*Vorliegender Textauszug*.
┄┄┄┄┄┄
Für Aufbereitung und Verwertung ist zunächst eine Rückführung des Materials sicherzustellen. Diese ist bei Kunststoffabfällen Stand der Technik, entweder als Angussrückführung oder als Zuführung von Mahlgut zum Neugranulat. Die Schwierigkeit liegt in der Sortenreinheit. Gemischte und verunreinigte Kunststoffe lassen sich nur eingeschränkt für die Herstellung von Formteilen ohne große Qualitätsanforderungen verwenden. Allerdings gehört die sortenreine Sammlung von PVC-Profilen und PET-Flaschen bereits zum Standard. [Baur et al. 2019, S. 59–60]

Als letztes Mittel der Verwertung von Kunststoffabfällen sieht das Kreislaufwirtschaftsgesetz die energetische Verwertung vor. Kunststoffabfälle besitzen viel chemisch gebundene Energie, die bis zu 60 % der Produktionsenergie zurückliefern kann. Die Probleme der energetischen Verwertung sind mit den Halogenen und der de-novo-Synthese jedoch kritisch für die Umweltverträglichkeit der energetischen Nutzung von Kunststoffabfällen. Es ergibt sich unter anderem ein Bedarf an technisch aufwändiger Abgasreinigung und spezieller Temperaturregulierung im Kessel. Daher werden Abfälle bei der energetischen Verwertung zunächst zu spezifischen Sekundärbrennstoffen aufbereitet. Speziell für Kunststoffe bedeutet dies die Reduzierung von PVC, bis der Chlor-Anteil am Brennstoff unter 0,5 Gew.-% liegt. Dazu legt die Gütegemeinschaft RAL-GZ 754 Spezifikationen und Verfahren für Sekundärbrennstoffe fest. [Baur et al. 2019, S. 69–70]

In Bezug auf den Stoffstrom LVP gliedert sich der Recyclingkreislauf in die Schritte Erfassung, Sortierung und Aufbereitung. Die LVP-Sammlung ist ein Beispiel für ein sogenanntes comingled-System. Daher ist hier keine gute Sortenreinheit zu erwarten und eine strukturierte Aufbereitungskette notwendig. Nach der Sammlung im Gelben Sack, der Gelben Tonne und Sammelcontainern folgt eine Vorzerkleinerung und Vorkonditionierung für die Siebung. Die Siebung führt die Kornklassen > 220 mm und 20-220 mm einer Windsichtung zu. Das Feingut wird unmittelbar als Sortierrest klassiert. Im Anschluss an die Windsichtung folgt eine Magnetscheidung. Die Sortierung wird entweder durch manuelle Sortierung oder sensorgestützte Sortierung abgeschlossen. Die Prozesskette ist in Abbildung 11 dargestellt.
┄┄┄┄┄┄
*Aufgaben*.
1. Schreib bitte aus dem Textauszug die Stelle zwischen „In Bezug auf“ und „Abbildung 11 dargestellt.“ einschließlich dieser Worte unverändert ab.
2. Wie viel Prozent der Produktionsenergie kann die chemisch gebundene Energie von Kunststoffabfällen laut dem Textauszug höchstens zurückliefern?
3. Gib den Absatz des Textauszugs, der mit „In Bezug auf den Stoffstrom LVP“ beginnt, als Stichpunktliste wieder und behalte dabei seine wesentlichen Fakten bei.

*Daten*.
┄┄┄┄┄┄
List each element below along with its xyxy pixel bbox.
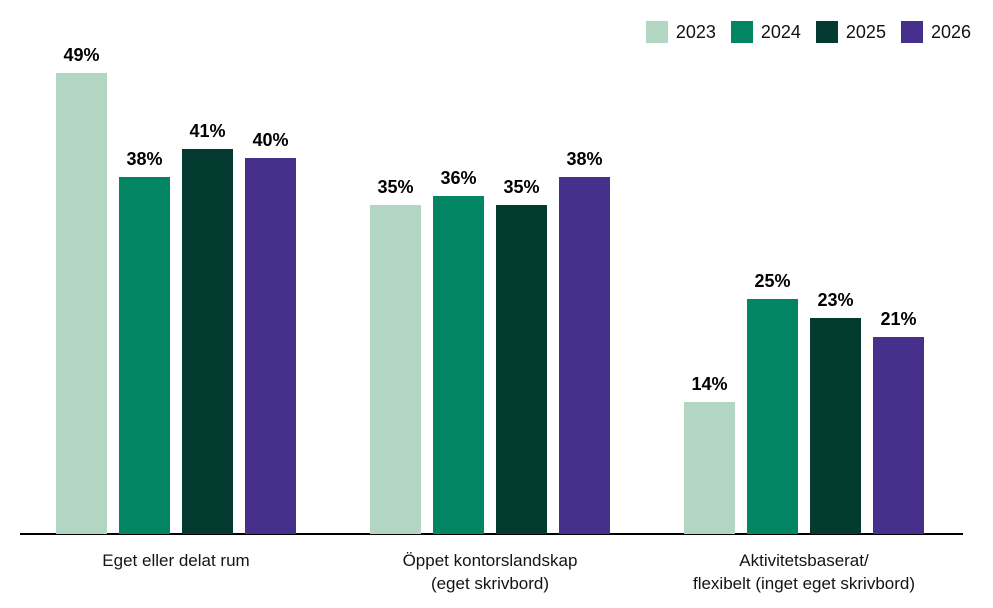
┄┄┄┄┄┄
*Antworten je Aufgabe*.
1.
In Bezug auf den Stoffstrom LVP gliedert sich der Recyclingkreislauf in die Schritte Erfassung, Sortierung und Aufbereitung. Die LVP-Sammlung ist ein Beispiel für ein sogenanntes comingled-System. Daher ist hier keine gute Sortenreinheit zu erwarten und eine strukturierte Aufbereitungskette notwendig. Nach der Sammlung im Gelben Sack, der Gelben Tonne und Sammelcontainern folgt eine Vorzerkleinerung und Vorkonditionierung für die Siebung. Die Siebung führt die Kornklassen > 220 mm und 20-220 mm einer Windsichtung zu. Das Feingut wird unmittelbar als Sortierrest klassiert. Im Anschluss an die Windsichtung folgt eine Magnetscheidung. Die Sortierung wird entweder durch manuelle Sortierung oder sensorgestützte Sortierung abgeschlossen. Die Prozesskette ist in Abbildung 11 dargestellt.

2. Bis zu 60 % der Produktionsenergie.

3.
- Recyclingkreislauf für LVP: Erfassung, Sortierung, Aufbereitung
- LVP-Sammlung ist ein comingled-System, daher keine gute Sortenreinheit und eine strukturierte Aufbereitungskette nötig
- Sammlung im Gelben Sack, in der Gelben Tonne und in Sammelcontainern
- Danach Vorzerkleinerung und Vorkonditionierung für die Siebung
- Siebung: Kornklassen > 220 mm und 20–220 mm gehen zur Windsichtung, Feingut wird direkt als Sortierrest klassiert
- Nach der Windsichtung folgt eine Magnetscheidung
- Abschluss durch manuelle oder sensorgestützte Sortierung